SET TASK >>
Quote every line of the material beneath this one.

## Start

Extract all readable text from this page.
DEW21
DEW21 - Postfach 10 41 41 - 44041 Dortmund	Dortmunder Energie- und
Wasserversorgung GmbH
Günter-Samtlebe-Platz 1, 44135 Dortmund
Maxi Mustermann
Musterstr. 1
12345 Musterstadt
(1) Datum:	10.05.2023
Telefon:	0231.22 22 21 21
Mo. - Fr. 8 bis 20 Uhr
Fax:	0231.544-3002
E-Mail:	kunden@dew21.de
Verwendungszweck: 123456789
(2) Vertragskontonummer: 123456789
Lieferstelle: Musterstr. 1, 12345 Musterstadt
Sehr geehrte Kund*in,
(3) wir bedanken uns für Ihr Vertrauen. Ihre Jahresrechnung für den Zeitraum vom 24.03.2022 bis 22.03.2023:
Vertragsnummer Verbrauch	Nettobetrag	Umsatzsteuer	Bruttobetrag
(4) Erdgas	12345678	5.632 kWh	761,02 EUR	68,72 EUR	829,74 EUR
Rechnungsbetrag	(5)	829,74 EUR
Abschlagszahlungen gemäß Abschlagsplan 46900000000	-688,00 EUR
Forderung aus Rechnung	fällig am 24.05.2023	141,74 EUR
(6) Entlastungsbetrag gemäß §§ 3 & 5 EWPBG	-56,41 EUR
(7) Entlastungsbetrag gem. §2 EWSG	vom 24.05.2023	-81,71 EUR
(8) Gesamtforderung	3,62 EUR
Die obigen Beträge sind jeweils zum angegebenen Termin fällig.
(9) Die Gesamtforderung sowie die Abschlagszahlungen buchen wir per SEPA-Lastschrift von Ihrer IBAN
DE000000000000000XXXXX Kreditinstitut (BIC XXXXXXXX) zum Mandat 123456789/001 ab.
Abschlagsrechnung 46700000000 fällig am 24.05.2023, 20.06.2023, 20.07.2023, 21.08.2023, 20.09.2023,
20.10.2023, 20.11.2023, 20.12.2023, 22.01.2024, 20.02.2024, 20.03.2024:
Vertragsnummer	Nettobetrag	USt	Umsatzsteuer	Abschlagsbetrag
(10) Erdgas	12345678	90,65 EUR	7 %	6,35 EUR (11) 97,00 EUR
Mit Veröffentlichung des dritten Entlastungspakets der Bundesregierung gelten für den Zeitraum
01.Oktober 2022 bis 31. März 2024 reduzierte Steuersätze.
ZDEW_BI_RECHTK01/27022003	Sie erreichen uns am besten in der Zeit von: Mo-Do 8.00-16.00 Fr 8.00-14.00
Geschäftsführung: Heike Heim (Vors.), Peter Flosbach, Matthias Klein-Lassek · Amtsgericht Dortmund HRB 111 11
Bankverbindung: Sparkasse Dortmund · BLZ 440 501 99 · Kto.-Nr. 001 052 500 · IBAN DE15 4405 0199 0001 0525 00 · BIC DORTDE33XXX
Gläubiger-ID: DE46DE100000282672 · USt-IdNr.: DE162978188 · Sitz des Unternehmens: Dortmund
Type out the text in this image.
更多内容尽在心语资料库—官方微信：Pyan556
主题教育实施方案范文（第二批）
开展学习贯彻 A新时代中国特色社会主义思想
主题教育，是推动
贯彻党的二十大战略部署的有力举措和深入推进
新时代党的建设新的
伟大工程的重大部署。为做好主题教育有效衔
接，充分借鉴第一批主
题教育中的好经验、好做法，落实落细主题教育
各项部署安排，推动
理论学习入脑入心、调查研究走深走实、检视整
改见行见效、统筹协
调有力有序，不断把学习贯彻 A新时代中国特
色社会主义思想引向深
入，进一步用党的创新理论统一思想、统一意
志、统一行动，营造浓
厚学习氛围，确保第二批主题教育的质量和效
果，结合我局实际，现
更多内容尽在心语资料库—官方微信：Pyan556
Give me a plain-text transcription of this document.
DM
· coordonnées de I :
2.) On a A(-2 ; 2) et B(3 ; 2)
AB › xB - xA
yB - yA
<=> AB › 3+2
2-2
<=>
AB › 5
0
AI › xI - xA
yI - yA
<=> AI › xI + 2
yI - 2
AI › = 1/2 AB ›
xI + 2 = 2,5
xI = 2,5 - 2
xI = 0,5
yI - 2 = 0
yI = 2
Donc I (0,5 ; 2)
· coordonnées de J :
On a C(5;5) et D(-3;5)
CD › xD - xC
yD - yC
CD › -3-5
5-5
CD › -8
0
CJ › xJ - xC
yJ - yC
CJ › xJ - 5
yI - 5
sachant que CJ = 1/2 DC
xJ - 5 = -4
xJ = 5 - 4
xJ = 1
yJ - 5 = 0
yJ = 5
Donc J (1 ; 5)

## End

REPLY TO THE EXERCISE >>
Extract all readable text from this page.
DEW21
DEW21 - Postfach 10 41 41 - 44041 Dortmund	Dortmunder Energie- und
Wasserversorgung GmbH
Günter-Samtlebe-Platz 1, 44135 Dortmund
Maxi Mustermann
Musterstr. 1
12345 Musterstadt
(1) Datum:	10.05.2023
Telefon:	0231.22 22 21 21
Mo. - Fr. 8 bis 20 Uhr
Fax:	0231.544-3002
E-Mail:	kunden@dew21.de
Verwendungszweck: 123456789
(2) Vertragskontonummer: 123456789
Lieferstelle: Musterstr. 1, 12345 Musterstadt
Sehr geehrte Kund*in,
(3) wir bedanken uns für Ihr Vertrauen. Ihre Jahresrechnung für den Zeitraum vom 24.03.2022 bis 22.03.2023:
Vertragsnummer Verbrauch	Nettobetrag	Umsatzsteuer	Bruttobetrag
(4) Erdgas	12345678	5.632 kWh	761,02 EUR	68,72 EUR	829,74 EUR
Rechnungsbetrag	(5)	829,74 EUR
Abschlagszahlungen gemäß Abschlagsplan 46900000000	-688,00 EUR
Forderung aus Rechnung	fällig am 24.05.2023	141,74 EUR
(6) Entlastungsbetrag gemäß §§ 3 & 5 EWPBG	-56,41 EUR
(7) Entlastungsbetrag gem. §2 EWSG	vom 24.05.2023	-81,71 EUR
(8) Gesamtforderung	3,62 EUR
Die obigen Beträge sind jeweils zum angegebenen Termin fällig.
(9) Die Gesamtforderung sowie die Abschlagszahlungen buchen wir per SEPA-Lastschrift von Ihrer IBAN
DE000000000000000XXXXX Kreditinstitut (BIC XXXXXXXX) zum Mandat 123456789/001 ab.
Abschlagsrechnung 46700000000 fällig am 24.05.2023, 20.06.2023, 20.07.2023, 21.08.2023, 20.09.2023,
20.10.2023, 20.11.2023, 20.12.2023, 22.01.2024, 20.02.2024, 20.03.2024:
Vertragsnummer	Nettobetrag	USt	Umsatzsteuer	Abschlagsbetrag
(10) Erdgas	12345678	90,65 EUR	7 %	6,35 EUR (11) 97,00 EUR
Mit Veröffentlichung des dritten Entlastungspakets der Bundesregierung gelten für den Zeitraum
01.Oktober 2022 bis 31. März 2024 reduzierte Steuersätze.
ZDEW_BI_RECHTK01/27022003	Sie erreichen uns am besten in der Zeit von: Mo-Do 8.00-16.00 Fr 8.00-14.00
Geschäftsführung: Heike Heim (Vors.), Peter Flosbach, Matthias Klein-Lassek · Amtsgericht Dortmund HRB 111 11
Bankverbindung: Sparkasse Dortmund · BLZ 440 501 99 · Kto.-Nr. 001 052 500 · IBAN DE15 4405 0199 0001 0525 00 · BIC DORTDE33XXX
Gläubiger-ID: DE46DE100000282672 · USt-IdNr.: DE162978188 · Sitz des Unternehmens: Dortmund
Type out the text in this image.
更多内容尽在心语资料库—官方微信：Pyan556
主题教育实施方案范文（第二批）
开展学习贯彻 A新时代中国特色社会主义思想
主题教育，是推动
贯彻党的二十大战略部署的有力举措和深入推进
新时代党的建设新的
伟大工程的重大部署。为做好主题教育有效衔
接，充分借鉴第一批主
题教育中的好经验、好做法，落实落细主题教育
各项部署安排，推动
理论学习入脑入心、调查研究走深走实、检视整
改见行见效、统筹协
调有力有序，不断把学习贯彻 A新时代中国特
色社会主义思想引向深
入，进一步用党的创新理论统一思想、统一意
志、统一行动，营造浓
厚学习氛围，确保第二批主题教育的质量和效
果，结合我局实际，现
更多内容尽在心语资料库—官方微信：Pyan556
Give me a plain-text transcription of this document.
DM
· coordonnées de I :
2.) On a A(-2 ; 2) et B(3 ; 2)
AB › xB - xA
yB - yA
<=> AB › 3+2
2-2
<=>
AB › 5
0
AI › xI - xA
yI - yA
<=> AI › xI + 2
yI - 2
AI › = 1/2 AB ›
xI + 2 = 2,5
xI = 2,5 - 2
xI = 0,5
yI - 2 = 0
yI = 2
Donc I (0,5 ; 2)
· coordonnées de J :
On a C(5;5) et D(-3;5)
CD › xD - xC
yD - yC
CD › -3-5
5-5
CD › -8
0
CJ › xJ - xC
yJ - yC
CJ › xJ - 5
yI - 5
sachant que CJ = 1/2 DC
xJ - 5 = -4
xJ = 5 - 4
xJ = 1
yJ - 5 = 0
yJ = 5
Donc J (1 ; 5)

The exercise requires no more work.